Work to be completed - Copy the data exactly as it appears, and do not include any pictures.

* begin Provided entries *

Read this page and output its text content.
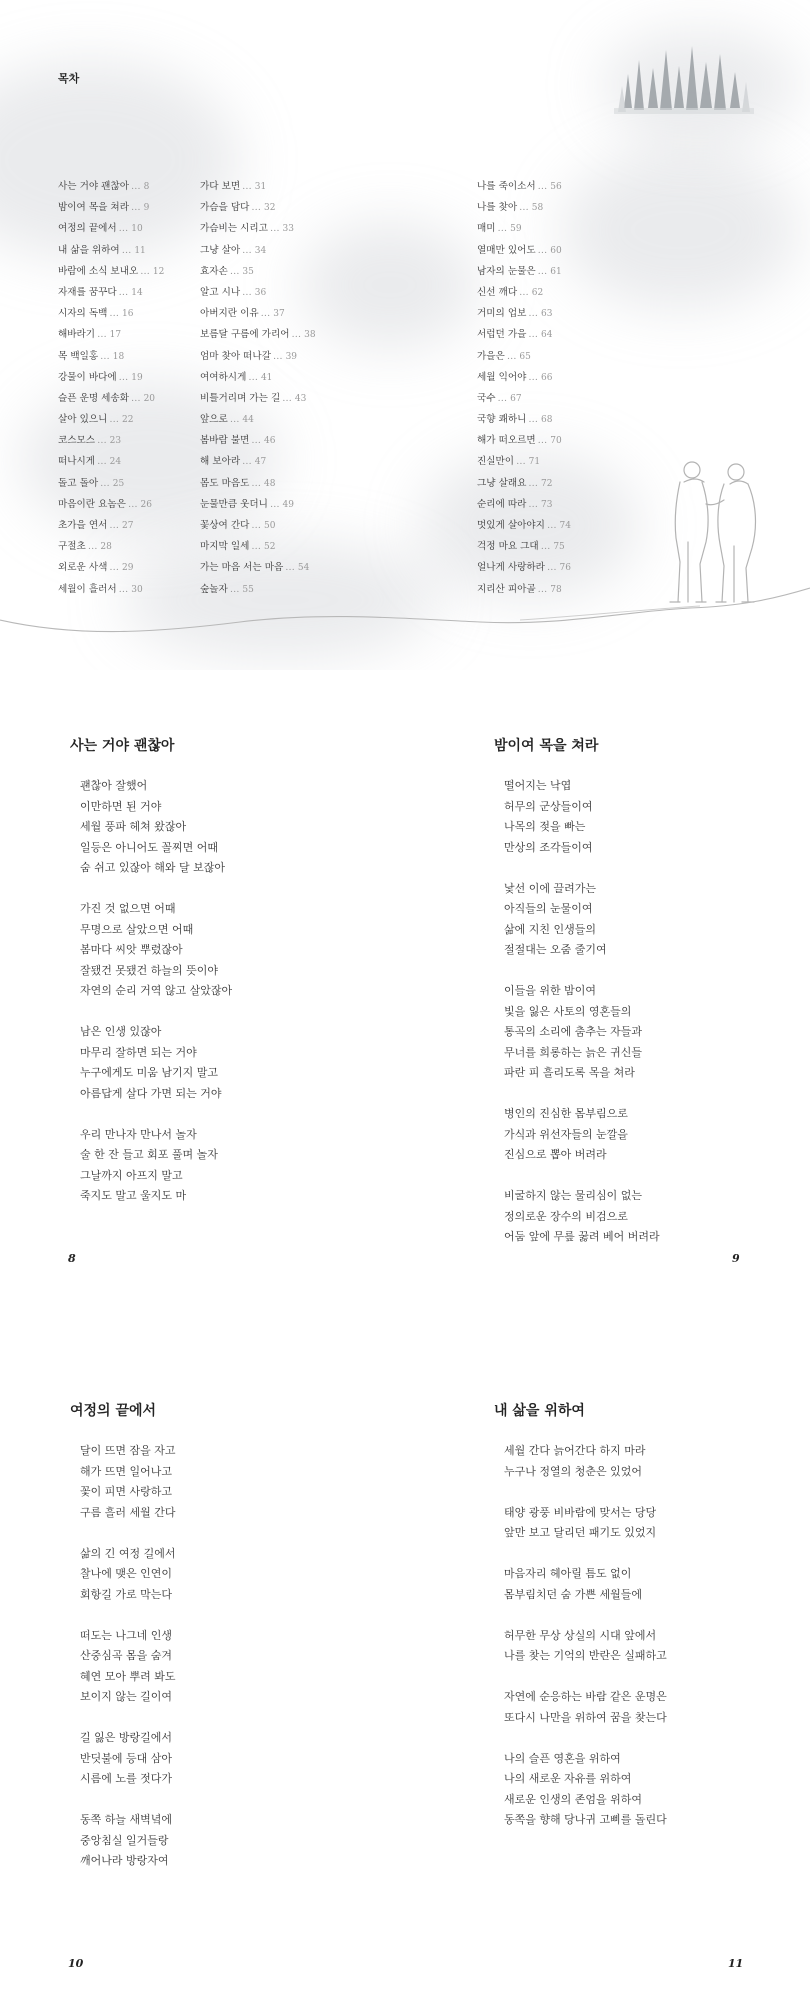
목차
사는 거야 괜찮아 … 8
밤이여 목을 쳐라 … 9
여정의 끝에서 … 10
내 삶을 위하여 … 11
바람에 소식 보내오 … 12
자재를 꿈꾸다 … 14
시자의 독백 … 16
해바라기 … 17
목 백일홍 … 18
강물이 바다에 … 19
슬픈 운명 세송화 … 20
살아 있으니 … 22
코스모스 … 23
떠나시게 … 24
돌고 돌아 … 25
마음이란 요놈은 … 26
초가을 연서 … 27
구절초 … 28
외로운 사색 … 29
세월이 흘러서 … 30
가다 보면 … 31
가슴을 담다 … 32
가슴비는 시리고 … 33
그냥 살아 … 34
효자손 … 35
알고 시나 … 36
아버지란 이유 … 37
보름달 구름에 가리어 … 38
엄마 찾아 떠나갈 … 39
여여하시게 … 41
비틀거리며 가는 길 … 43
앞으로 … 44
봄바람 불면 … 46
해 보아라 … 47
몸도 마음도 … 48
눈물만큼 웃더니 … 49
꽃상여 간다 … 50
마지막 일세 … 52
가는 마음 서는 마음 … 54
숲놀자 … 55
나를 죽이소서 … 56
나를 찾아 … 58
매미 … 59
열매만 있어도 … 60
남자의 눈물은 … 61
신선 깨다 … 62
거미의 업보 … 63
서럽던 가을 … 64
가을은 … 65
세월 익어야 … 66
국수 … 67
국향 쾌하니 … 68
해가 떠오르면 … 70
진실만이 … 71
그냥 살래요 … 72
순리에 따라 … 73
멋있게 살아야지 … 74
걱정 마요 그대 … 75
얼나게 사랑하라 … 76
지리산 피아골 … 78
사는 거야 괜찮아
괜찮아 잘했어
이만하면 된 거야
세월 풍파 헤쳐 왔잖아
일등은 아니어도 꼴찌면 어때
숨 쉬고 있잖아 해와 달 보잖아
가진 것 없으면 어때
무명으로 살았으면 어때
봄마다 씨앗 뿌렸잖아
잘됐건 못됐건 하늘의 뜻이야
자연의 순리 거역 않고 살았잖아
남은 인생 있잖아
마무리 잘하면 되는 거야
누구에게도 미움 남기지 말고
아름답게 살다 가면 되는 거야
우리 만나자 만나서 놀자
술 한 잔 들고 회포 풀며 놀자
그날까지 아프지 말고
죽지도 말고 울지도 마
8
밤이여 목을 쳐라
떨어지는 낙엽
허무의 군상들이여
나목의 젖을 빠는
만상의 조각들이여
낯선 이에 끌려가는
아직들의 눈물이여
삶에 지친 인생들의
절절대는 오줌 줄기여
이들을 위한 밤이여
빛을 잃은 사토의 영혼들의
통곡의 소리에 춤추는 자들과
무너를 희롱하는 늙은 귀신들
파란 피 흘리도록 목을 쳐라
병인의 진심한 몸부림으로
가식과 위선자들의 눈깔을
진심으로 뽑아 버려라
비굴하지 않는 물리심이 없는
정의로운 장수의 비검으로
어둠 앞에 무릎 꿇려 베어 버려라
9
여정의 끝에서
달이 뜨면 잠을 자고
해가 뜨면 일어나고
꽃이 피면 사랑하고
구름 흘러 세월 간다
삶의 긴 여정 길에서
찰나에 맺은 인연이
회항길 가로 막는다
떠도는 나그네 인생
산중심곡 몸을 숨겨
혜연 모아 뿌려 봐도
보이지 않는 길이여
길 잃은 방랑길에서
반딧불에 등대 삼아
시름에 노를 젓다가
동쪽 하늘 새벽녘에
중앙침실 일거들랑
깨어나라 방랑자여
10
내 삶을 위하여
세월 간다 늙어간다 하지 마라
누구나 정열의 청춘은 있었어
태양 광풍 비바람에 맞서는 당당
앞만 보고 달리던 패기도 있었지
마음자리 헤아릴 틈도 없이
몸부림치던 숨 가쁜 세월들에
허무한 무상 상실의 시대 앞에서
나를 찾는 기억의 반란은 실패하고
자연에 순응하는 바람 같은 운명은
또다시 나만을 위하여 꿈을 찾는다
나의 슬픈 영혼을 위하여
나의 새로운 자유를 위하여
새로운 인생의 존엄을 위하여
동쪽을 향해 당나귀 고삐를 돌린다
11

* end Provided entries *

Complete answer -
Read this page and output its text content.
목차
사는 거야 괜찮아 … 8
밤이여 목을 쳐라 … 9
여정의 끝에서 … 10
내 삶을 위하여 … 11
바람에 소식 보내오 … 12
자재를 꿈꾸다 … 14
시자의 독백 … 16
해바라기 … 17
목 백일홍 … 18
강물이 바다에 … 19
슬픈 운명 세송화 … 20
살아 있으니 … 22
코스모스 … 23
떠나시게 … 24
돌고 돌아 … 25
마음이란 요놈은 … 26
초가을 연서 … 27
구절초 … 28
외로운 사색 … 29
세월이 흘러서 … 30
가다 보면 … 31
가슴을 담다 … 32
가슴비는 시리고 … 33
그냥 살아 … 34
효자손 … 35
알고 시나 … 36
아버지란 이유 … 37
보름달 구름에 가리어 … 38
엄마 찾아 떠나갈 … 39
여여하시게 … 41
비틀거리며 가는 길 … 43
앞으로 … 44
봄바람 불면 … 46
해 보아라 … 47
몸도 마음도 … 48
눈물만큼 웃더니 … 49
꽃상여 간다 … 50
마지막 일세 … 52
가는 마음 서는 마음 … 54
숲놀자 … 55
나를 죽이소서 … 56
나를 찾아 … 58
매미 … 59
열매만 있어도 … 60
남자의 눈물은 … 61
신선 깨다 … 62
거미의 업보 … 63
서럽던 가을 … 64
가을은 … 65
세월 익어야 … 66
국수 … 67
국향 쾌하니 … 68
해가 떠오르면 … 70
진실만이 … 71
그냥 살래요 … 72
순리에 따라 … 73
멋있게 살아야지 … 74
걱정 마요 그대 … 75
얼나게 사랑하라 … 76
지리산 피아골 … 78
사는 거야 괜찮아
괜찮아 잘했어
이만하면 된 거야
세월 풍파 헤쳐 왔잖아
일등은 아니어도 꼴찌면 어때
숨 쉬고 있잖아 해와 달 보잖아
가진 것 없으면 어때
무명으로 살았으면 어때
봄마다 씨앗 뿌렸잖아
잘됐건 못됐건 하늘의 뜻이야
자연의 순리 거역 않고 살았잖아
남은 인생 있잖아
마무리 잘하면 되는 거야
누구에게도 미움 남기지 말고
아름답게 살다 가면 되는 거야
우리 만나자 만나서 놀자
술 한 잔 들고 회포 풀며 놀자
그날까지 아프지 말고
죽지도 말고 울지도 마
8
밤이여 목을 쳐라
떨어지는 낙엽
허무의 군상들이여
나목의 젖을 빠는
만상의 조각들이여
낯선 이에 끌려가는
아직들의 눈물이여
삶에 지친 인생들의
절절대는 오줌 줄기여
이들을 위한 밤이여
빛을 잃은 사토의 영혼들의
통곡의 소리에 춤추는 자들과
무너를 희롱하는 늙은 귀신들
파란 피 흘리도록 목을 쳐라
병인의 진심한 몸부림으로
가식과 위선자들의 눈깔을
진심으로 뽑아 버려라
비굴하지 않는 물리심이 없는
정의로운 장수의 비검으로
어둠 앞에 무릎 꿇려 베어 버려라
9
여정의 끝에서
달이 뜨면 잠을 자고
해가 뜨면 일어나고
꽃이 피면 사랑하고
구름 흘러 세월 간다
삶의 긴 여정 길에서
찰나에 맺은 인연이
회항길 가로 막는다
떠도는 나그네 인생
산중심곡 몸을 숨겨
혜연 모아 뿌려 봐도
보이지 않는 길이여
길 잃은 방랑길에서
반딧불에 등대 삼아
시름에 노를 젓다가
동쪽 하늘 새벽녘에
중앙침실 일거들랑
깨어나라 방랑자여
10
내 삶을 위하여
세월 간다 늙어간다 하지 마라
누구나 정열의 청춘은 있었어
태양 광풍 비바람에 맞서는 당당
앞만 보고 달리던 패기도 있었지
마음자리 헤아릴 틈도 없이
몸부림치던 숨 가쁜 세월들에
허무한 무상 상실의 시대 앞에서
나를 찾는 기억의 반란은 실패하고
자연에 순응하는 바람 같은 운명은
또다시 나만을 위하여 꿈을 찾는다
나의 슬픈 영혼을 위하여
나의 새로운 자유를 위하여
새로운 인생의 존엄을 위하여
동쪽을 향해 당나귀 고삐를 돌린다
11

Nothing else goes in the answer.